** start of PROVIDED ENTRIES **
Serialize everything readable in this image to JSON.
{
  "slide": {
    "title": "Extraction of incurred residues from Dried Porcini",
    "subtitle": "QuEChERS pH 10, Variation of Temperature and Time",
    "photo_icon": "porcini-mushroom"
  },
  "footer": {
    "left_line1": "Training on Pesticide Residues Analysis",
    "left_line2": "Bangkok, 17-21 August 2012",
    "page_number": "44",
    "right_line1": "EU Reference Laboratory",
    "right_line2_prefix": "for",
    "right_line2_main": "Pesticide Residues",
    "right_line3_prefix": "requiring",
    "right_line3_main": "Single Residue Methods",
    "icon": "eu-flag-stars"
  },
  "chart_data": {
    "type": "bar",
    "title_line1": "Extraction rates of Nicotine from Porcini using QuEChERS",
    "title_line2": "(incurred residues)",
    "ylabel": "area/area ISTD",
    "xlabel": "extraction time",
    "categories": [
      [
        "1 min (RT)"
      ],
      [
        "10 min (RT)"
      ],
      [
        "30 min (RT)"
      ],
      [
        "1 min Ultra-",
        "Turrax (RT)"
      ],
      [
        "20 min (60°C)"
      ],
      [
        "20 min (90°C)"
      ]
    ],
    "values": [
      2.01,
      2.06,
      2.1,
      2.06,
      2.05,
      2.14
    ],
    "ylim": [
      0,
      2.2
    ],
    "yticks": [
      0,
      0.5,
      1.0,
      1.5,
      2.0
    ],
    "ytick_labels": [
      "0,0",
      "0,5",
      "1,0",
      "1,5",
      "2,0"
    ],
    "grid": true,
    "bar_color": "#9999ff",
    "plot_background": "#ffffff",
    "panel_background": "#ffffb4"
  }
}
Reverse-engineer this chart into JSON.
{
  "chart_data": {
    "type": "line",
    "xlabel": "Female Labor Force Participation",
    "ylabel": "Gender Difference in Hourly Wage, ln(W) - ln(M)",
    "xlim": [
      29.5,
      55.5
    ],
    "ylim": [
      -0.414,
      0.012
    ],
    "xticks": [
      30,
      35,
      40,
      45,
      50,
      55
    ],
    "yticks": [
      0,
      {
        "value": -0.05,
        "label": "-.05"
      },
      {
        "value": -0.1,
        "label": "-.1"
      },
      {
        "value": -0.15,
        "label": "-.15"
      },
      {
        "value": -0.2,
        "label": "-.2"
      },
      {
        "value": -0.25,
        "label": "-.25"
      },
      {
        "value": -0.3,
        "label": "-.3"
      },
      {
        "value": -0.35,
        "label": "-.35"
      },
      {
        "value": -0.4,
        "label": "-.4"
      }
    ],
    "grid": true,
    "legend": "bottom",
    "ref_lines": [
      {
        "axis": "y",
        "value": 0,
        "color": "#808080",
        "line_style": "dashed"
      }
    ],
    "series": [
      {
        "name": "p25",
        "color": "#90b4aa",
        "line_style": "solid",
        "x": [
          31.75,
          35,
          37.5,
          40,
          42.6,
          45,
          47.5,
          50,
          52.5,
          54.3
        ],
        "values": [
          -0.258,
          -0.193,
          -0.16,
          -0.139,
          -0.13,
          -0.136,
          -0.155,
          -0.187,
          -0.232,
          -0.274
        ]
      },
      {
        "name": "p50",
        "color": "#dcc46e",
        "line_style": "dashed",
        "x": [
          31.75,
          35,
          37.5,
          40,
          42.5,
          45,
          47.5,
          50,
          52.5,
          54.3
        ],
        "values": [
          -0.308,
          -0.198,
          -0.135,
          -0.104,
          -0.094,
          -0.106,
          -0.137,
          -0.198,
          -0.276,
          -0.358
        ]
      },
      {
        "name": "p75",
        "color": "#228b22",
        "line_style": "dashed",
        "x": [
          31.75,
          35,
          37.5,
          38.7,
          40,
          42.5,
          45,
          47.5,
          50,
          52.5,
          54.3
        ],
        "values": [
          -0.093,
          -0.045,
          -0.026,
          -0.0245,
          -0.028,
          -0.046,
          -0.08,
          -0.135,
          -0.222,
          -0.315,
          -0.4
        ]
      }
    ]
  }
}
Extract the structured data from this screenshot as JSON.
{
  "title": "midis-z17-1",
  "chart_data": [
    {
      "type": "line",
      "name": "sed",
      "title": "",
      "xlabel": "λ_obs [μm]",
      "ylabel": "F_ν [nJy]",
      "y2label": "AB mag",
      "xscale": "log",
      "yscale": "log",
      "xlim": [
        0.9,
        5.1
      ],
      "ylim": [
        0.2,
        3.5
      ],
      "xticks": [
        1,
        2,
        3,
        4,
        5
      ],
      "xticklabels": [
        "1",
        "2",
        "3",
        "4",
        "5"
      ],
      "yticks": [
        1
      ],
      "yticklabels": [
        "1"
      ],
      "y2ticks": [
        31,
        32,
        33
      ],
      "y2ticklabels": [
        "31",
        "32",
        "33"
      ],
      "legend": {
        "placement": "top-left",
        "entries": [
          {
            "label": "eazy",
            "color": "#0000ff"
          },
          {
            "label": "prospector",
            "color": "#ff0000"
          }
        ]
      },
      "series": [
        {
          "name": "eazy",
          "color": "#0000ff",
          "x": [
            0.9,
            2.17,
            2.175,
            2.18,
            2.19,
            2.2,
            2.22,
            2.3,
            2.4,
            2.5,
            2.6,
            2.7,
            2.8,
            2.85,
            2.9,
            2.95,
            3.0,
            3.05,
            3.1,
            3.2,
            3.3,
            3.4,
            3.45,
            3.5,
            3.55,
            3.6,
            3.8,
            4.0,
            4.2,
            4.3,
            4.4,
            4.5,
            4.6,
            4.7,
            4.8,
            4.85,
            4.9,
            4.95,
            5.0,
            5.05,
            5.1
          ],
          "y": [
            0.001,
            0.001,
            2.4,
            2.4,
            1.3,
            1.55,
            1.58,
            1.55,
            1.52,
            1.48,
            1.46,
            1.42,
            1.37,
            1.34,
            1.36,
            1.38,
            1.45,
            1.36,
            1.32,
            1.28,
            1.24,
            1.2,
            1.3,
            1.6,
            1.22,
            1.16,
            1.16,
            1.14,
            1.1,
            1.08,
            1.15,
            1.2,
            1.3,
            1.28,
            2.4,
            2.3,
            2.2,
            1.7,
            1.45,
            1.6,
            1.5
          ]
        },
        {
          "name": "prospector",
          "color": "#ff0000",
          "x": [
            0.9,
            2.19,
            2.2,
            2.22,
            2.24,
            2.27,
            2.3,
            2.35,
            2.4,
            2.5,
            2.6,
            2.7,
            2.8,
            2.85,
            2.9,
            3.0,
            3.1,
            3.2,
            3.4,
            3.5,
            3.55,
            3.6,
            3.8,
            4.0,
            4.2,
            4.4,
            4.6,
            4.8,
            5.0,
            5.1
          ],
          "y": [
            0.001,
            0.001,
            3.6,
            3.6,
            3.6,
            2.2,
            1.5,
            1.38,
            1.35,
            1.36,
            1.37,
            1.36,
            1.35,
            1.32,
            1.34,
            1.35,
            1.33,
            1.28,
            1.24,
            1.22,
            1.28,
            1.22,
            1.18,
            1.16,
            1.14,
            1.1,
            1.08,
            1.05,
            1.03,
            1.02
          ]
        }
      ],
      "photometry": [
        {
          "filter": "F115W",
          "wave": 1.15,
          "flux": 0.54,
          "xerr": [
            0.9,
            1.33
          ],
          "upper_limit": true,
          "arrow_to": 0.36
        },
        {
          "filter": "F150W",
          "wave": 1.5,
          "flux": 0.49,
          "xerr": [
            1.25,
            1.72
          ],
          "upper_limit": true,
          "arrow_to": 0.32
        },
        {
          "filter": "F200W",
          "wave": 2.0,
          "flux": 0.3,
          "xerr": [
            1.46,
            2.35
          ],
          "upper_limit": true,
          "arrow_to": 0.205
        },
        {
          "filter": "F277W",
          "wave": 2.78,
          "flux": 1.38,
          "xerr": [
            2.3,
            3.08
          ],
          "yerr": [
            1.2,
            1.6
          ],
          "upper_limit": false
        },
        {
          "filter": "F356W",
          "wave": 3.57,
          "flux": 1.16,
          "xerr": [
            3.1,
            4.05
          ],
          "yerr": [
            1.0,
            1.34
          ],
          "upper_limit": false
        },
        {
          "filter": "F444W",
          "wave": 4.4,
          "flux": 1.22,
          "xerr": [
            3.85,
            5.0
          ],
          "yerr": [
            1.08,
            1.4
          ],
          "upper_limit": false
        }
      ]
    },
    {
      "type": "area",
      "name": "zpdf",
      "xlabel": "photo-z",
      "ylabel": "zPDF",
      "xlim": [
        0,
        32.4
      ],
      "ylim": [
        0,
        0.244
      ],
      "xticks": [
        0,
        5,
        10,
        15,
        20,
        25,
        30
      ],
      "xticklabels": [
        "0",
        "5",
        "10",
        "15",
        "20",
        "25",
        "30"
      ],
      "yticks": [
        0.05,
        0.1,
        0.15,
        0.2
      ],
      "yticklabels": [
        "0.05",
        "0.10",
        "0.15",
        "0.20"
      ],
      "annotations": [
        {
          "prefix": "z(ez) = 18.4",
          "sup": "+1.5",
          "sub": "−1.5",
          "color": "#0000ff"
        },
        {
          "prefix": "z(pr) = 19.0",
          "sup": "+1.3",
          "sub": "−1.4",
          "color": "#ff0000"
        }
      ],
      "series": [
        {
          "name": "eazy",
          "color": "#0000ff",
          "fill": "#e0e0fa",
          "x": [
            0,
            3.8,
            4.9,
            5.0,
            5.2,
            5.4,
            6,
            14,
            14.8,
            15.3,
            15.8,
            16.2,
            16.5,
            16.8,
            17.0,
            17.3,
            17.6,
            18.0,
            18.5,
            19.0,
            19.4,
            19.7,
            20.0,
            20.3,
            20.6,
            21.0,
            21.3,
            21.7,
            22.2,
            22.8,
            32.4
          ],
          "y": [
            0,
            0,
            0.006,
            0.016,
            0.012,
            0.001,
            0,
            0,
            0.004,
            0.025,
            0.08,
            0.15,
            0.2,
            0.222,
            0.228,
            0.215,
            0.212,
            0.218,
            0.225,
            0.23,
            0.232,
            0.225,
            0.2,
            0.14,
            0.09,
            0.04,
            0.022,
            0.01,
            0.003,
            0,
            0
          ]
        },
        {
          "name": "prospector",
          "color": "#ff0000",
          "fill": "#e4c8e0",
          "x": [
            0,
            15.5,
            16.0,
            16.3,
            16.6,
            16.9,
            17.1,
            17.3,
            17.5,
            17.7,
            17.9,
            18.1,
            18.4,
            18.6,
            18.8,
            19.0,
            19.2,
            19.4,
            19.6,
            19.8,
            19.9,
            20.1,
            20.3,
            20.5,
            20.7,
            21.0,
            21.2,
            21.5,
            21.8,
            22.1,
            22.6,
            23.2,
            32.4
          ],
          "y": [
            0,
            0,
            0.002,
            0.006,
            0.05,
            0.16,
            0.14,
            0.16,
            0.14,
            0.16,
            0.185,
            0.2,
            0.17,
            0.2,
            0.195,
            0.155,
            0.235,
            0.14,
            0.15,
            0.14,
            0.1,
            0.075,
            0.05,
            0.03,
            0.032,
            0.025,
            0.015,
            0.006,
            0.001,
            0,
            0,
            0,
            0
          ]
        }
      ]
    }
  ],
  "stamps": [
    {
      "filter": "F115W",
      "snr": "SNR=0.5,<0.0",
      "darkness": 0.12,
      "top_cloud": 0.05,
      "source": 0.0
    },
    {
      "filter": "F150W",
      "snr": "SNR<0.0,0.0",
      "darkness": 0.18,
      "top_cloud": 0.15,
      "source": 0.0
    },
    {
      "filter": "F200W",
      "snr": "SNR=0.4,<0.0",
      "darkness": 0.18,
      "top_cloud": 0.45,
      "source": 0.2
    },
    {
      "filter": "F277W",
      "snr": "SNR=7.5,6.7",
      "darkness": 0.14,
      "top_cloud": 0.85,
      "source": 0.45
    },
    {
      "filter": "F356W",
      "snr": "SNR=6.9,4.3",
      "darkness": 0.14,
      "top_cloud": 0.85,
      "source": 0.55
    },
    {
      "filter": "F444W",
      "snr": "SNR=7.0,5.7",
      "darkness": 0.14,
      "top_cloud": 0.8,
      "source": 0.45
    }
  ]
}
** end of PROVIDED ENTRIES **
▶ [AIM] All lines above with "wave" in them should be returned.

▶ [FINAL RESULT]
          "wave": 1.15,
          "wave": 1.5,
          "wave": 2.0,
          "wave": 2.78,
          "wave": 3.57,
          "wave": 4.4,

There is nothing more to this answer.